ORGANISATIONS CUT UPSKILLING OPPORTUNITIES AMID GROWING DEMAND FOR NEW SKILLS MID-PANDEMIC
A report reveals that business investment in developing skills has not kept up with the growing demand for new skills during the pandemic. While current economic uncertainty resulting from the Covid-19 crisis is accelerating demand for new skills among 60% of workers, nearly half of businesses have reduced their upskilling opportunities in the past six months.
The report ‘The state of skills: endangered skills 2021’ led by workforce upskilling platform, Degreed, surveyed 5,000 workers in eight global markets, highlighting the skills now most at risk of becoming obsolete and the sectors countries and job roles most in danger. The results of the report show there is is a widening global skills gap, with over a third of workers feeling less confidently they have the skills to do their job effectively compared to pre-pandemic and nearly half predicting their current skills will die out in the next 3-5 years.
Employees admit this is increasing stress levels and reducing their productivity and performance, which in turn hurts the business.

•••••

→ EXERCISES
**1)** Could you copy the upskilling article word for word from "ORGANISATIONS CUT UPSKILLING" to "past six months."?
**2)** Can you carry the upskilling article forward from its last sentence?

Data excerpts:
•••••

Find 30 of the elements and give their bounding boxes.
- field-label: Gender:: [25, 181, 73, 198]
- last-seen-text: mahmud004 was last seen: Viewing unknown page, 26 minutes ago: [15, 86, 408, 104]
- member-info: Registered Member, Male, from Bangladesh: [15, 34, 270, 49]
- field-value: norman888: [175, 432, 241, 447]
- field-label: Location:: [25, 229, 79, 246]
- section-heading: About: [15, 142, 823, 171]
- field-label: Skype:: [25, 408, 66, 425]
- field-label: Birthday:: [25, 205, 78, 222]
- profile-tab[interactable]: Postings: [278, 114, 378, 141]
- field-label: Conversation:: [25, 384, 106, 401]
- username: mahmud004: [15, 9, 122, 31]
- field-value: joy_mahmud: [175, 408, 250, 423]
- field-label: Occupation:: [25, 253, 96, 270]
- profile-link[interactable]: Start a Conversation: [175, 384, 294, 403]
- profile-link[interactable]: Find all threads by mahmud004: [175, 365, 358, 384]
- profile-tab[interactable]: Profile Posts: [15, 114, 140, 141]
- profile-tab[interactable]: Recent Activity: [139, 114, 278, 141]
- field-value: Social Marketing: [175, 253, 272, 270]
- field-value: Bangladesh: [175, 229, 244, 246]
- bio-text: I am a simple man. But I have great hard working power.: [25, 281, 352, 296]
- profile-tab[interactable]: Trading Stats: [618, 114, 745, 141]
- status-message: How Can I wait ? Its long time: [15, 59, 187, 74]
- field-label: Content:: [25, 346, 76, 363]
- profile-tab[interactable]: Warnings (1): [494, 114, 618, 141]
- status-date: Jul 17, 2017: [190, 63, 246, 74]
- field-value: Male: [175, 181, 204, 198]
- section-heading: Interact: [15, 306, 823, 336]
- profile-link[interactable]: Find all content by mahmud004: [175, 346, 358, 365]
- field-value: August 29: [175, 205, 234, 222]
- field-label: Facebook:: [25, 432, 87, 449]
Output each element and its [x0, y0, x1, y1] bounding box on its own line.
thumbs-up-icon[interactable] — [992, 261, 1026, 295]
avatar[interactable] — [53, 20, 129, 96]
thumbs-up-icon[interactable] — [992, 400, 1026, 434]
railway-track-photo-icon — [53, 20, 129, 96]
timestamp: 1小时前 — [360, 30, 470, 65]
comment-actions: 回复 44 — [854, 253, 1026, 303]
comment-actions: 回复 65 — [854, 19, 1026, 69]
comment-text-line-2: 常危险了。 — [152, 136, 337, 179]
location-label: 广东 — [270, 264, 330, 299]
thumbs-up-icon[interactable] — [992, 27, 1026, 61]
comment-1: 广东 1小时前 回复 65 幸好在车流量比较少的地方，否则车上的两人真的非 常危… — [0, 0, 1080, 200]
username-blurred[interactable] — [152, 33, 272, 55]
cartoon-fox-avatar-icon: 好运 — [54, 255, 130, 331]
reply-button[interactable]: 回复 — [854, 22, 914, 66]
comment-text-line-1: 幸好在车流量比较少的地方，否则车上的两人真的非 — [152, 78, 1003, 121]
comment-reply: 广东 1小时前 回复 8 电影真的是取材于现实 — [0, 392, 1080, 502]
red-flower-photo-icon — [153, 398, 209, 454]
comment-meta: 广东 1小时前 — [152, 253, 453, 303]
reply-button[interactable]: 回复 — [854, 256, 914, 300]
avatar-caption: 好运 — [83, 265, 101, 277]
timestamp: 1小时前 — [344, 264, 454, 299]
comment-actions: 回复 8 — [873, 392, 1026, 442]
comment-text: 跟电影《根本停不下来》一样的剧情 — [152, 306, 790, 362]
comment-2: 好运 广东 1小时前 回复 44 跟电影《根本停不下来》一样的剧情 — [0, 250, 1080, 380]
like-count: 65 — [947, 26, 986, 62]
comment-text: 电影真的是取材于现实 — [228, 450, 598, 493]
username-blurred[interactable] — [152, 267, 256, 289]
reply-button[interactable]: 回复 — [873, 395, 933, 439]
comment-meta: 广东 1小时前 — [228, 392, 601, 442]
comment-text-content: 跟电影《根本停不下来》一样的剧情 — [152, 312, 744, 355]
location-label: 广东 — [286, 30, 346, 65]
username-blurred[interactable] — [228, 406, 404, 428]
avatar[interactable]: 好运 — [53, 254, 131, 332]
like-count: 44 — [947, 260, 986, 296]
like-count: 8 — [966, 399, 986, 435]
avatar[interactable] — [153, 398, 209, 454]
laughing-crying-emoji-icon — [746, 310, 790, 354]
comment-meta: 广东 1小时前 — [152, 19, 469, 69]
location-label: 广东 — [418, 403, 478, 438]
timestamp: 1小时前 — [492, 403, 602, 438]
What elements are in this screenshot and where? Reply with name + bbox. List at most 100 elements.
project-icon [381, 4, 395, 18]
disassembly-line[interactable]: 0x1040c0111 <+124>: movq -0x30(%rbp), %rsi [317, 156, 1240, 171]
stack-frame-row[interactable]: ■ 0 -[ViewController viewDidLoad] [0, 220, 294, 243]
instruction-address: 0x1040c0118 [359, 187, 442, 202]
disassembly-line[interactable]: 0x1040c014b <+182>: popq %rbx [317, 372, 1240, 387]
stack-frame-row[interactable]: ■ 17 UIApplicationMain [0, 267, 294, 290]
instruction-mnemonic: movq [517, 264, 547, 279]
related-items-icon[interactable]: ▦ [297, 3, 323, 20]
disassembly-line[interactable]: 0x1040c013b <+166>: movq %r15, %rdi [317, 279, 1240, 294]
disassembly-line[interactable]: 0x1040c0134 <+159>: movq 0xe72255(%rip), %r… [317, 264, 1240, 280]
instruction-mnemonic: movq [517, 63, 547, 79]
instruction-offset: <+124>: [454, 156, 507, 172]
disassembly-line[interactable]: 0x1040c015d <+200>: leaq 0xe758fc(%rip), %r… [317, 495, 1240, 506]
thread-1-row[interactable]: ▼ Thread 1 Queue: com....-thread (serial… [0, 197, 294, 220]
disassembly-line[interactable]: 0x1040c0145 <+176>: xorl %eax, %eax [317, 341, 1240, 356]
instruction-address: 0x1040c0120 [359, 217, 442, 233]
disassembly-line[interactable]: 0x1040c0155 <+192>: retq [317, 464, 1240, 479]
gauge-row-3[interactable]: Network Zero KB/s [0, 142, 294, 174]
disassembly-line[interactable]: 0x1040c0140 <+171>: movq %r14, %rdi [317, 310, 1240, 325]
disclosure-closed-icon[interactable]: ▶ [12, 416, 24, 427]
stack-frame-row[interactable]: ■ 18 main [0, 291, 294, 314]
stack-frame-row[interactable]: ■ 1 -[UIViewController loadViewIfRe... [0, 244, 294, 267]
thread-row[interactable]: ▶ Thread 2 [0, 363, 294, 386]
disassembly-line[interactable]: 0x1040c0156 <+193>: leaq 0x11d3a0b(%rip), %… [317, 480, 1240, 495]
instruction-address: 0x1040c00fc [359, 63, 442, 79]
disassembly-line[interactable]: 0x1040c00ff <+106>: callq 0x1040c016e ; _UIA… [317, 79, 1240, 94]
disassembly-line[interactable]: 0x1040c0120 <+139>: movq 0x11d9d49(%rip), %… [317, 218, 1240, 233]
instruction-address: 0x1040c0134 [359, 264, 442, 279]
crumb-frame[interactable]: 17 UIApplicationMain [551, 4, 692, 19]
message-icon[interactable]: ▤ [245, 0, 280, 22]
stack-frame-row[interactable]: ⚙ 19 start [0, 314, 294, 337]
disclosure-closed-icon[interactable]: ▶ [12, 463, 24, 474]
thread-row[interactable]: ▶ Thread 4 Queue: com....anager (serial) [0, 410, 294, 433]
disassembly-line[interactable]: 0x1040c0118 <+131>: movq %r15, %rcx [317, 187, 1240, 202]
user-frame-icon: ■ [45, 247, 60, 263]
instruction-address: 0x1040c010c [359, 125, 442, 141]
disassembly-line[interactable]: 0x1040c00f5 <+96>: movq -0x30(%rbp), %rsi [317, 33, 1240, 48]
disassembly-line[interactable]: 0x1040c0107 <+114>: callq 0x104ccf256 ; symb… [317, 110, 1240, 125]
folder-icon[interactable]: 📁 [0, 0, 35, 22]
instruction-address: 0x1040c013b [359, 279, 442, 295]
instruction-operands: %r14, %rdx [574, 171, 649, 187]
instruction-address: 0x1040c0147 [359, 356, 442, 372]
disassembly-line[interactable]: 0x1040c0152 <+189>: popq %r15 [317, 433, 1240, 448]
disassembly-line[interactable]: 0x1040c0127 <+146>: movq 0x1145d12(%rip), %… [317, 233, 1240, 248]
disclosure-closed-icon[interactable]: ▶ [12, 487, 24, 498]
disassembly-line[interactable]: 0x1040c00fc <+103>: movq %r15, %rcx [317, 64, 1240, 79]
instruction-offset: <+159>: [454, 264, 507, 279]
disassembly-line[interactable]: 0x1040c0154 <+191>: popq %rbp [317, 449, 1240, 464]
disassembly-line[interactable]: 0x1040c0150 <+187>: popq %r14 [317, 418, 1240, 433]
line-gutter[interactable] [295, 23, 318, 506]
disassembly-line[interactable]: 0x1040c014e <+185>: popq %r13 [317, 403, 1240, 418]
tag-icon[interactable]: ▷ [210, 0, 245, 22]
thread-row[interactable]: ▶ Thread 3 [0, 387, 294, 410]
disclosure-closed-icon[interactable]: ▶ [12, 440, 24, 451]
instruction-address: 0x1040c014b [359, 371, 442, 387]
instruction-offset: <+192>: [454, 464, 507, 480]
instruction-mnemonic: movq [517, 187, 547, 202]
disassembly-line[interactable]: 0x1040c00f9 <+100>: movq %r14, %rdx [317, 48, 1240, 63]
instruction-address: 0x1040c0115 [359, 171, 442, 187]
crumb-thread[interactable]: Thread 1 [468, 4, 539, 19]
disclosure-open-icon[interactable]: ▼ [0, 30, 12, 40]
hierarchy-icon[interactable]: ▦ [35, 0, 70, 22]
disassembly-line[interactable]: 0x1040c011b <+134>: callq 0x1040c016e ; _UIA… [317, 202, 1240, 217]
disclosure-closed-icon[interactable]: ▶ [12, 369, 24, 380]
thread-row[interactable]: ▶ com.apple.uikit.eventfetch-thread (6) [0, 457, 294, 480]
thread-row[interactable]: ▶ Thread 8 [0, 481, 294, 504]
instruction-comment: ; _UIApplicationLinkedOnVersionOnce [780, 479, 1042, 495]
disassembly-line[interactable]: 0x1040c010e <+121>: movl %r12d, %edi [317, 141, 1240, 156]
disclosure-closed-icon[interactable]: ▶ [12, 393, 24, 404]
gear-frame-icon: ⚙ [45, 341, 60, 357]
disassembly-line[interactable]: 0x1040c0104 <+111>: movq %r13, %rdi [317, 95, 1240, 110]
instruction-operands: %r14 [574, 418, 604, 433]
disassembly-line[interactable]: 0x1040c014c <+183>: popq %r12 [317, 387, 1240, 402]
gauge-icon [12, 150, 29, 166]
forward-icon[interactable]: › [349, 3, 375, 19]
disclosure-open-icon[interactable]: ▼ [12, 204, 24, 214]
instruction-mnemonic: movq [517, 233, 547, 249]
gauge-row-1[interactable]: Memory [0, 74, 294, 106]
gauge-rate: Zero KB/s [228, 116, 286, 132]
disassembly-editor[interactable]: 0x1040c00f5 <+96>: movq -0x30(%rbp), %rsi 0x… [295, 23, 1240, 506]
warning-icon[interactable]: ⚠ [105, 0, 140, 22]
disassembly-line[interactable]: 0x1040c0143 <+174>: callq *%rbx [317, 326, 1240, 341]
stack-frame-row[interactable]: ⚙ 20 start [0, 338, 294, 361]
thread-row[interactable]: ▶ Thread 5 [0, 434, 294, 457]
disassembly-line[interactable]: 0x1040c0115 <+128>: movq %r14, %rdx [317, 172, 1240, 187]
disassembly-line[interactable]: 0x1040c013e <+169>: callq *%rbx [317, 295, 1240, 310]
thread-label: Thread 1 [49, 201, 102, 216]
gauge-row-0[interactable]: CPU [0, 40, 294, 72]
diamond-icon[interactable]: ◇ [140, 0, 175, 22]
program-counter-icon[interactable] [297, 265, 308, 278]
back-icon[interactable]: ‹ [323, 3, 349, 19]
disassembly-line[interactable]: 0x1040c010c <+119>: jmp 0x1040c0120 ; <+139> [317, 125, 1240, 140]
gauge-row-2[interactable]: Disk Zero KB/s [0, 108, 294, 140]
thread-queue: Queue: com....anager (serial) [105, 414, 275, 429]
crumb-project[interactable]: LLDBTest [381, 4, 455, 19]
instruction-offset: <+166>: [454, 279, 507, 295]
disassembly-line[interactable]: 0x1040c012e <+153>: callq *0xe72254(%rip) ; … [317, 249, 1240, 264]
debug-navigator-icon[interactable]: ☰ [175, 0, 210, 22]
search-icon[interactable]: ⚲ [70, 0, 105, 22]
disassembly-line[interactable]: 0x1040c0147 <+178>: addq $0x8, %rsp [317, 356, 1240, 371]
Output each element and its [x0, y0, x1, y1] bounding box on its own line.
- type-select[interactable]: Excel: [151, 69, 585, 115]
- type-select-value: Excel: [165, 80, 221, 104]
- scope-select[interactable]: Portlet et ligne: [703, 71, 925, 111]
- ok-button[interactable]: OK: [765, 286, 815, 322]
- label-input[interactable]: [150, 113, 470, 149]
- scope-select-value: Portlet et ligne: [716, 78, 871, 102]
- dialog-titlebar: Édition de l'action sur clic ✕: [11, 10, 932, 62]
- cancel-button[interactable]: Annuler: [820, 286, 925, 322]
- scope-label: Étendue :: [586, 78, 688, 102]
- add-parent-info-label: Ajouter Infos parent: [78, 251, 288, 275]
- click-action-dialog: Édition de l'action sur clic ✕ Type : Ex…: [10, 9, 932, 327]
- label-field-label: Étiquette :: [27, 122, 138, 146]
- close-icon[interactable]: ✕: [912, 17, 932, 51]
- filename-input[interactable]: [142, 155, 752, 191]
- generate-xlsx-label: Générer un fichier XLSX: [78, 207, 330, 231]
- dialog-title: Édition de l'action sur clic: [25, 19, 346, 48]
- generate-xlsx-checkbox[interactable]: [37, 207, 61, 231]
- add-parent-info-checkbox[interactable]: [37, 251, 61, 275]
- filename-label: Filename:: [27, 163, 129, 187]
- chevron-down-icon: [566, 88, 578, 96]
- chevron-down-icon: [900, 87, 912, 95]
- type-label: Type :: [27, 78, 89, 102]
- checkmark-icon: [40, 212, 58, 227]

•••••

→ EXERCISE ANSWERS
**1)**
ORGANISATIONS CUT UPSKILLING OPPORTUNITIES AMID GROWING DEMAND FOR NEW SKILLS MID-PANDEMIC
A report reveals that business investment in developing skills has not kept up with the growing demand for new skills during the pandemic. While current economic uncertainty resulting from the Covid-19 crisis is accelerating demand for new skills among 60% of workers, nearly half of businesses have reduced their upskilling opportunities in the past six months.

**2)**
The businesses that survive and flourish following the crisis will be different than they were before. This means workers are having to sharpen their current skills and build new ones to meet changing demand. We already know the global skills gap is costing trillions of dollars in lost GDP. Not to mention the impact on employee wellbeing,” says CEO at Degreed, Christ McCarthy.
“By understanding the complete picture of your organisation’s existing skills and targeting your energy and investment where there are the biggest risks, you’ll have a clear focus for the road ahead, improving your odds of success - and your people’s too,” he adds.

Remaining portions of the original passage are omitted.